* **MATERIAL FOR THE TASK**
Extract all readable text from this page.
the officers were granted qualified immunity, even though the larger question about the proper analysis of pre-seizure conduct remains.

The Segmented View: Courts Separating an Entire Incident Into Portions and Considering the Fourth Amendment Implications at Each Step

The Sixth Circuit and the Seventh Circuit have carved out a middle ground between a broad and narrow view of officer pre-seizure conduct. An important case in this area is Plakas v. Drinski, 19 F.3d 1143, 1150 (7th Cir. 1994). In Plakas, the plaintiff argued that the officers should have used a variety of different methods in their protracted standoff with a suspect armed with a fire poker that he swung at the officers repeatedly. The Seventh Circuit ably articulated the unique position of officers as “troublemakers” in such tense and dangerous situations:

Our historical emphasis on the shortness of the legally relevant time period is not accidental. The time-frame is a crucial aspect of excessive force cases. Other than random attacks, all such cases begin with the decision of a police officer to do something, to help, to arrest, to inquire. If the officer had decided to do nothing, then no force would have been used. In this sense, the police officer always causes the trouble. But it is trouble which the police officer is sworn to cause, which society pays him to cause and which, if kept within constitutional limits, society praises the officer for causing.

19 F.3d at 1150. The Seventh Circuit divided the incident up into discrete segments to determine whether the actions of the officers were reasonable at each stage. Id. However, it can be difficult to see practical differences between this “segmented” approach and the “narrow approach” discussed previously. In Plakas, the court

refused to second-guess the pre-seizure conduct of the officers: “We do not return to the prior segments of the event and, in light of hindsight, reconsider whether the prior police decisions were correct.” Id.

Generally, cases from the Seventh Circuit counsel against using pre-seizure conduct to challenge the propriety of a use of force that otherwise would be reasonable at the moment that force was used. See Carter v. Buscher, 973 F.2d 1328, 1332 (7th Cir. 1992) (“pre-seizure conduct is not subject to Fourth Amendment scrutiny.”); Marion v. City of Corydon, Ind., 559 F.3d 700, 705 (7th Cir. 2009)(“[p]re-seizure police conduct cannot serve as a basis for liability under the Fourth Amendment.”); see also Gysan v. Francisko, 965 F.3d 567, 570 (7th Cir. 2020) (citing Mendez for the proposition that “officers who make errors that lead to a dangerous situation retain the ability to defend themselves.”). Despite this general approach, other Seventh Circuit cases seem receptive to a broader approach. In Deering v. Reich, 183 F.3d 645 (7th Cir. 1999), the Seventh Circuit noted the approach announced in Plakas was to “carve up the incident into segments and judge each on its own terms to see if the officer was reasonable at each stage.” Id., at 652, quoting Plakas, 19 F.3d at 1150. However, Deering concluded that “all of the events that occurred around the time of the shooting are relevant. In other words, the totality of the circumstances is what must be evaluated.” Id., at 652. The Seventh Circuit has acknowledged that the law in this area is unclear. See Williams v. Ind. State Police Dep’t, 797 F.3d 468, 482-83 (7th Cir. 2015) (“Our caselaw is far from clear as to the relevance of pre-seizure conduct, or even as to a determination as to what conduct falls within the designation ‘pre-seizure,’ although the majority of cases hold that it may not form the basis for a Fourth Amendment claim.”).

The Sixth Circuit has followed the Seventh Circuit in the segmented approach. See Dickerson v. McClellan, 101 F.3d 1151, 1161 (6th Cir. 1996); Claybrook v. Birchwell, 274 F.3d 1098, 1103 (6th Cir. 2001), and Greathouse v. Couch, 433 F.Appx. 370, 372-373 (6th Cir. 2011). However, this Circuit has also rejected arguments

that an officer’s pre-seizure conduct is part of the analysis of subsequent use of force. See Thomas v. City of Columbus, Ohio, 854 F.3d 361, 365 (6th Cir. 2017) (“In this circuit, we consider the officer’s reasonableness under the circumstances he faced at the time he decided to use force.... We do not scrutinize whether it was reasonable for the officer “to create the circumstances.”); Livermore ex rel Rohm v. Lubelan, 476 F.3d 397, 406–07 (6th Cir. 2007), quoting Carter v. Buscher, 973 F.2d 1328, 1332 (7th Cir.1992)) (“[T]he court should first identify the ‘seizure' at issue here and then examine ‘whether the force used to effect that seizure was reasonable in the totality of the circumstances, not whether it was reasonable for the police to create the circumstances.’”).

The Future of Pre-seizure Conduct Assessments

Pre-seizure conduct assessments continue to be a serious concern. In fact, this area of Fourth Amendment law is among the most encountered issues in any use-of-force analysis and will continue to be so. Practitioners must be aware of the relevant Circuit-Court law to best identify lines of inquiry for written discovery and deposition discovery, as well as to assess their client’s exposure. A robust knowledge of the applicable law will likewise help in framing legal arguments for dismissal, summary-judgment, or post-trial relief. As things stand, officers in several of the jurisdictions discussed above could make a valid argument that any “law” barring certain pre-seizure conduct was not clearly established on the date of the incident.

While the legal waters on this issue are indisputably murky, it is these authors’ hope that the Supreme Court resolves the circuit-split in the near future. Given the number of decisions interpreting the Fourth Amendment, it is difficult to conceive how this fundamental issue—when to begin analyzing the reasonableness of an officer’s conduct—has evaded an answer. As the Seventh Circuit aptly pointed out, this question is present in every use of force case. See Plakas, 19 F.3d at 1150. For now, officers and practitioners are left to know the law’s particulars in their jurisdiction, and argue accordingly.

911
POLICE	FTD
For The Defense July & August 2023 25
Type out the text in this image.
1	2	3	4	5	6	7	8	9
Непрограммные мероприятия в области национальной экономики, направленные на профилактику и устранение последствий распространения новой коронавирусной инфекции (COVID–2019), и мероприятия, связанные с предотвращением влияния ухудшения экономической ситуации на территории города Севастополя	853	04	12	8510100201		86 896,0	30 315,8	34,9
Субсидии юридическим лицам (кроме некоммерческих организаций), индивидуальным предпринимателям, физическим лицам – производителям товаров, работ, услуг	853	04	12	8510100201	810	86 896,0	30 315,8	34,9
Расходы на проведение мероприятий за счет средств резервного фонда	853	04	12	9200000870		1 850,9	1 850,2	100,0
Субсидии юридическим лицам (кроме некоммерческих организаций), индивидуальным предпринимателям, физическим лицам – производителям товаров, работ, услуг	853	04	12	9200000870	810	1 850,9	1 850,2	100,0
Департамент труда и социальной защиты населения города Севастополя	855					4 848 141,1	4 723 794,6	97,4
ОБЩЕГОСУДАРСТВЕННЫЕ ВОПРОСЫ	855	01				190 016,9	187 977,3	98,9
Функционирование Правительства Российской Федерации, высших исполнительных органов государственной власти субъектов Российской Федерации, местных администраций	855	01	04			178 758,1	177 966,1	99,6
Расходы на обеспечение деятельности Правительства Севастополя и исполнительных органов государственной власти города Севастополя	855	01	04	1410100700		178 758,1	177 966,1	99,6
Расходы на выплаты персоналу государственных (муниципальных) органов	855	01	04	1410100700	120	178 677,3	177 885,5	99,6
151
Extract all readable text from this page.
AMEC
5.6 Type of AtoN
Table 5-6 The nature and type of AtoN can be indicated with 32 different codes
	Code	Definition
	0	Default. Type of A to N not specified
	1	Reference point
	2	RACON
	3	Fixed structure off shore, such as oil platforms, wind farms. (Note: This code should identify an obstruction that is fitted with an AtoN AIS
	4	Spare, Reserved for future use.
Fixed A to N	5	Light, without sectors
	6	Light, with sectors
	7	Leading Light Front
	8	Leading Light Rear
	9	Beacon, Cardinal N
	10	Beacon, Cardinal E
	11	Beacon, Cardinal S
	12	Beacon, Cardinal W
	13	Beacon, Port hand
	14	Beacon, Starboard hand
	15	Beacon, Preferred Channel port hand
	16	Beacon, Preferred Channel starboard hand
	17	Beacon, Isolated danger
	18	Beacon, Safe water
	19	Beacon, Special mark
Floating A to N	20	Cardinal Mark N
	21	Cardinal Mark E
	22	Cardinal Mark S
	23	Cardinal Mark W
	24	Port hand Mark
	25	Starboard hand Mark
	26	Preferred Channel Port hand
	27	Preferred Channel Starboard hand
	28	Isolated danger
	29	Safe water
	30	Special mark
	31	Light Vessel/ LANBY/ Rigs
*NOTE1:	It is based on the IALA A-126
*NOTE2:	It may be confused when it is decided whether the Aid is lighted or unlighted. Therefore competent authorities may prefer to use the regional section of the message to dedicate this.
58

* **TASK TO CARRY OUT**
Gather each line in the data that holds the string "предпринимателям".

* **SOLUTION**
Субсидии юридическим лицам (кроме некоммерческих организаций), индивидуальным предпринимателям, физическим лицам – производителям товаров, работ, услуг	853	04	12	8510100201	810	86 896,0	30 315,8	34,9
Субсидии юридическим лицам (кроме некоммерческих организаций), индивидуальным предпринимателям, физическим лицам – производителям товаров, работ, услуг	853	04	12	9200000870	810	1 850,9	1 850,2	100,0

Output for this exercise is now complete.